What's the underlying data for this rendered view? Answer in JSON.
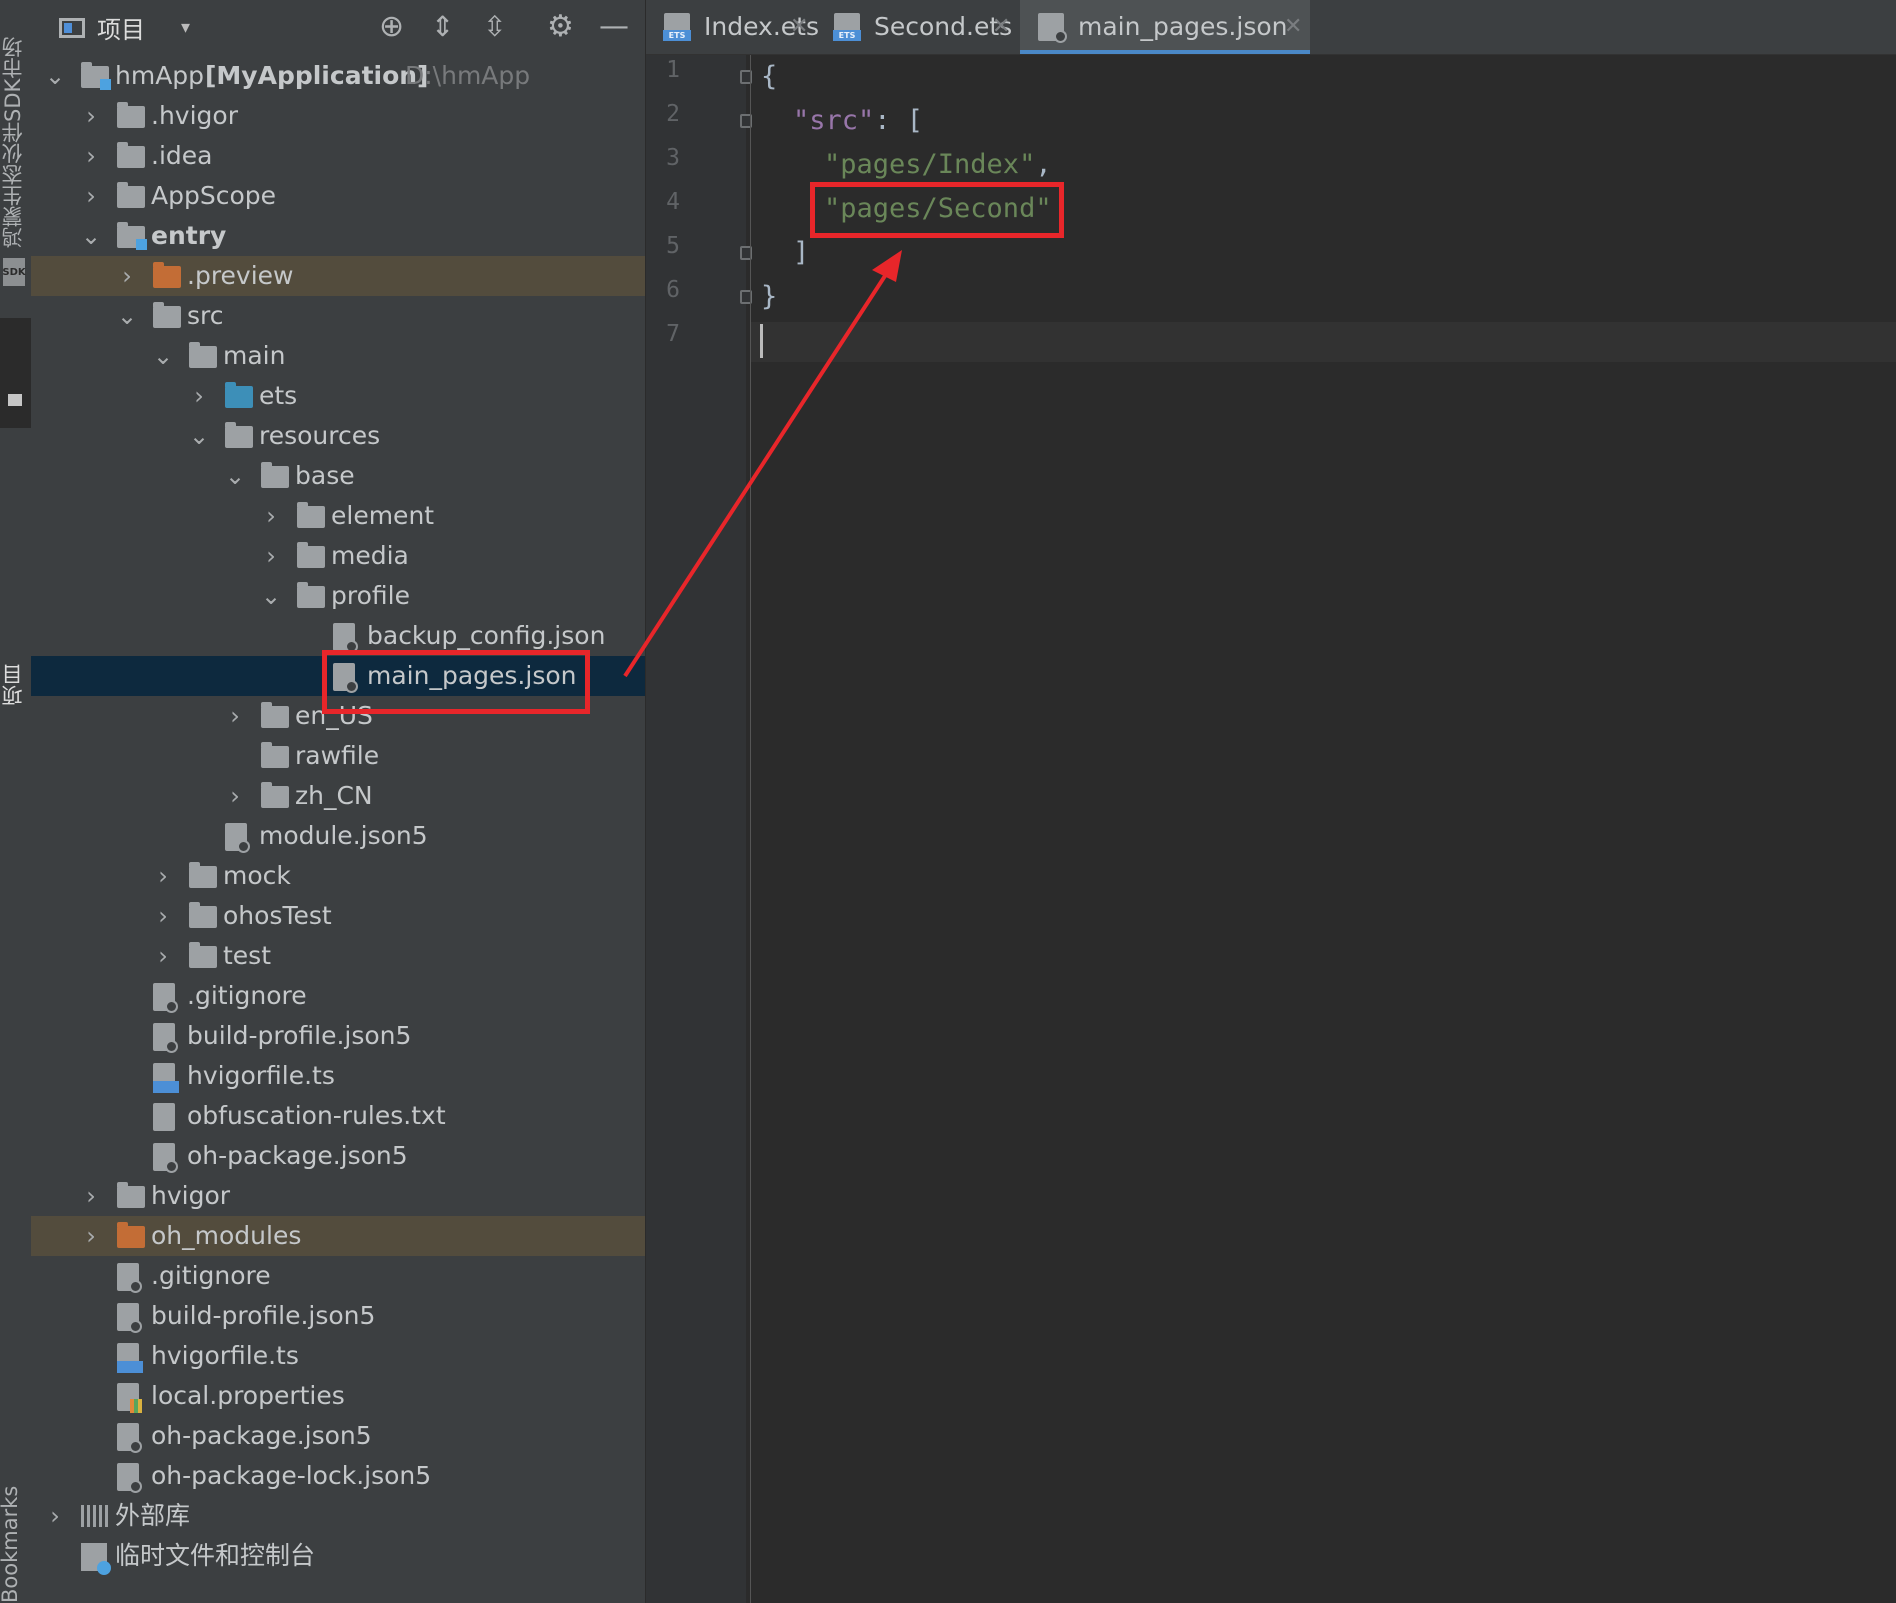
{
  "left_strip": {
    "market_label": "鸿蒙生态伙伴SDK市场",
    "sdk_badge": "SDK",
    "project_tab_label": "项目",
    "bookmarks_label": "Bookmarks"
  },
  "project_panel": {
    "title": "项目",
    "dropdown_glyph": "▾",
    "header_icons": [
      "target-icon",
      "expand-all-icon",
      "collapse-all-icon",
      "gear-icon",
      "minimize-icon"
    ],
    "tree": [
      {
        "label": "hmApp",
        "extra": "[MyApplication]",
        "path": "D:\\hmApp",
        "arrow": "⌄",
        "icon": "module-folder"
      },
      {
        "label": ".hvigor",
        "arrow": "›",
        "icon": "folder"
      },
      {
        "label": ".idea",
        "arrow": "›",
        "icon": "folder"
      },
      {
        "label": "AppScope",
        "arrow": "›",
        "icon": "folder"
      },
      {
        "label": "entry",
        "arrow": "⌄",
        "icon": "module-folder"
      },
      {
        "label": ".preview",
        "arrow": "›",
        "icon": "folder-orange"
      },
      {
        "label": "src",
        "arrow": "⌄",
        "icon": "folder"
      },
      {
        "label": "main",
        "arrow": "⌄",
        "icon": "folder"
      },
      {
        "label": "ets",
        "arrow": "›",
        "icon": "folder-blue"
      },
      {
        "label": "resources",
        "arrow": "⌄",
        "icon": "folder"
      },
      {
        "label": "base",
        "arrow": "⌄",
        "icon": "folder"
      },
      {
        "label": "element",
        "arrow": "›",
        "icon": "folder"
      },
      {
        "label": "media",
        "arrow": "›",
        "icon": "folder"
      },
      {
        "label": "profile",
        "arrow": "⌄",
        "icon": "folder"
      },
      {
        "label": "backup_config.json",
        "icon": "json-file"
      },
      {
        "label": "main_pages.json",
        "icon": "json-file",
        "selected": true
      },
      {
        "label": "en_US",
        "arrow": "›",
        "icon": "folder"
      },
      {
        "label": "rawfile",
        "icon": "folder"
      },
      {
        "label": "zh_CN",
        "arrow": "›",
        "icon": "folder"
      },
      {
        "label": "module.json5",
        "icon": "json-file"
      },
      {
        "label": "mock",
        "arrow": "›",
        "icon": "folder"
      },
      {
        "label": "ohosTest",
        "arrow": "›",
        "icon": "folder"
      },
      {
        "label": "test",
        "arrow": "›",
        "icon": "folder"
      },
      {
        "label": ".gitignore",
        "icon": "gitignore-file"
      },
      {
        "label": "build-profile.json5",
        "icon": "json-file"
      },
      {
        "label": "hvigorfile.ts",
        "icon": "ts-file"
      },
      {
        "label": "obfuscation-rules.txt",
        "icon": "text-file"
      },
      {
        "label": "oh-package.json5",
        "icon": "json-file"
      },
      {
        "label": "hvigor",
        "arrow": "›",
        "icon": "folder"
      },
      {
        "label": "oh_modules",
        "arrow": "›",
        "icon": "folder-orange"
      },
      {
        "label": ".gitignore",
        "icon": "gitignore-file"
      },
      {
        "label": "build-profile.json5",
        "icon": "json-file"
      },
      {
        "label": "hvigorfile.ts",
        "icon": "ts-file"
      },
      {
        "label": "local.properties",
        "icon": "properties-file"
      },
      {
        "label": "oh-package.json5",
        "icon": "json-file"
      },
      {
        "label": "oh-package-lock.json5",
        "icon": "json-file"
      },
      {
        "label": "外部库",
        "arrow": "›",
        "icon": "library"
      },
      {
        "label": "临时文件和控制台",
        "icon": "scratches"
      }
    ]
  },
  "editor": {
    "tabs": [
      {
        "label": "Index.ets",
        "close": "✕",
        "icon": "ets-file-icon",
        "active": false
      },
      {
        "label": "Second.ets",
        "close": "✕",
        "icon": "ets-file-icon",
        "active": false
      },
      {
        "label": "main_pages.json",
        "close": "✕",
        "icon": "json-file-icon",
        "active": true
      }
    ],
    "line_numbers": [
      "1",
      "2",
      "3",
      "4",
      "5",
      "6",
      "7"
    ],
    "code": {
      "l1_open": "{",
      "l2_key": "\"src\"",
      "l2_rest": ": [",
      "l3_str": "\"pages/Index\"",
      "l3_comma": ",",
      "l4_str": "\"pages/Second\"",
      "l5_close": "]",
      "l6_close": "}"
    },
    "current_line": 7
  },
  "colors": {
    "annotation_red": "#e8262a",
    "selection_bg": "#0d293e",
    "accent_tab": "#4a88c7"
  }
}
════════════════════
Transcribe the records above verbatim. Do not carry over any picture.

What's the underlying data for this rendered view? Answer in JSON.
{
  "left_strip": {
    "market_label": "鸿蒙生态伙伴SDK市场",
    "sdk_badge": "SDK",
    "project_tab_label": "项目",
    "bookmarks_label": "Bookmarks"
  },
  "project_panel": {
    "title": "项目",
    "dropdown_glyph": "▾",
    "header_icons": [
      "target-icon",
      "expand-all-icon",
      "collapse-all-icon",
      "gear-icon",
      "minimize-icon"
    ],
    "tree": [
      {
        "label": "hmApp",
        "extra": "[MyApplication]",
        "path": "D:\\hmApp",
        "arrow": "⌄",
        "icon": "module-folder"
      },
      {
        "label": ".hvigor",
        "arrow": "›",
        "icon": "folder"
      },
      {
        "label": ".idea",
        "arrow": "›",
        "icon": "folder"
      },
      {
        "label": "AppScope",
        "arrow": "›",
        "icon": "folder"
      },
      {
        "label": "entry",
        "arrow": "⌄",
        "icon": "module-folder"
      },
      {
        "label": ".preview",
        "arrow": "›",
        "icon": "folder-orange"
      },
      {
        "label": "src",
        "arrow": "⌄",
        "icon": "folder"
      },
      {
        "label": "main",
        "arrow": "⌄",
        "icon": "folder"
      },
      {
        "label": "ets",
        "arrow": "›",
        "icon": "folder-blue"
      },
      {
        "label": "resources",
        "arrow": "⌄",
        "icon": "folder"
      },
      {
        "label": "base",
        "arrow": "⌄",
        "icon": "folder"
      },
      {
        "label": "element",
        "arrow": "›",
        "icon": "folder"
      },
      {
        "label": "media",
        "arrow": "›",
        "icon": "folder"
      },
      {
        "label": "profile",
        "arrow": "⌄",
        "icon": "folder"
      },
      {
        "label": "backup_config.json",
        "icon": "json-file"
      },
      {
        "label": "main_pages.json",
        "icon": "json-file",
        "selected": true
      },
      {
        "label": "en_US",
        "arrow": "›",
        "icon": "folder"
      },
      {
        "label": "rawfile",
        "icon": "folder"
      },
      {
        "label": "zh_CN",
        "arrow": "›",
        "icon": "folder"
      },
      {
        "label": "module.json5",
        "icon": "json-file"
      },
      {
        "label": "mock",
        "arrow": "›",
        "icon": "folder"
      },
      {
        "label": "ohosTest",
        "arrow": "›",
        "icon": "folder"
      },
      {
        "label": "test",
        "arrow": "›",
        "icon": "folder"
      },
      {
        "label": ".gitignore",
        "icon": "gitignore-file"
      },
      {
        "label": "build-profile.json5",
        "icon": "json-file"
      },
      {
        "label": "hvigorfile.ts",
        "icon": "ts-file"
      },
      {
        "label": "obfuscation-rules.txt",
        "icon": "text-file"
      },
      {
        "label": "oh-package.json5",
        "icon": "json-file"
      },
      {
        "label": "hvigor",
        "arrow": "›",
        "icon": "folder"
      },
      {
        "label": "oh_modules",
        "arrow": "›",
        "icon": "folder-orange"
      },
      {
        "label": ".gitignore",
        "icon": "gitignore-file"
      },
      {
        "label": "build-profile.json5",
        "icon": "json-file"
      },
      {
        "label": "hvigorfile.ts",
        "icon": "ts-file"
      },
      {
        "label": "local.properties",
        "icon": "properties-file"
      },
      {
        "label": "oh-package.json5",
        "icon": "json-file"
      },
      {
        "label": "oh-package-lock.json5",
        "icon": "json-file"
      },
      {
        "label": "外部库",
        "arrow": "›",
        "icon": "library"
      },
      {
        "label": "临时文件和控制台",
        "icon": "scratches"
      }
    ]
  },
  "editor": {
    "tabs": [
      {
        "label": "Index.ets",
        "close": "✕",
        "icon": "ets-file-icon",
        "active": false
      },
      {
        "label": "Second.ets",
        "close": "✕",
        "icon": "ets-file-icon",
        "active": false
      },
      {
        "label": "main_pages.json",
        "close": "✕",
        "icon": "json-file-icon",
        "active": true
      }
    ],
    "line_numbers": [
      "1",
      "2",
      "3",
      "4",
      "5",
      "6",
      "7"
    ],
    "code": {
      "l1_open": "{",
      "l2_key": "\"src\"",
      "l2_rest": ": [",
      "l3_str": "\"pages/Index\"",
      "l3_comma": ",",
      "l4_str": "\"pages/Second\"",
      "l5_close": "]",
      "l6_close": "}"
    },
    "current_line": 7
  },
  "colors": {
    "annotation_red": "#e8262a",
    "selection_bg": "#0d293e",
    "accent_tab": "#4a88c7"
  }
}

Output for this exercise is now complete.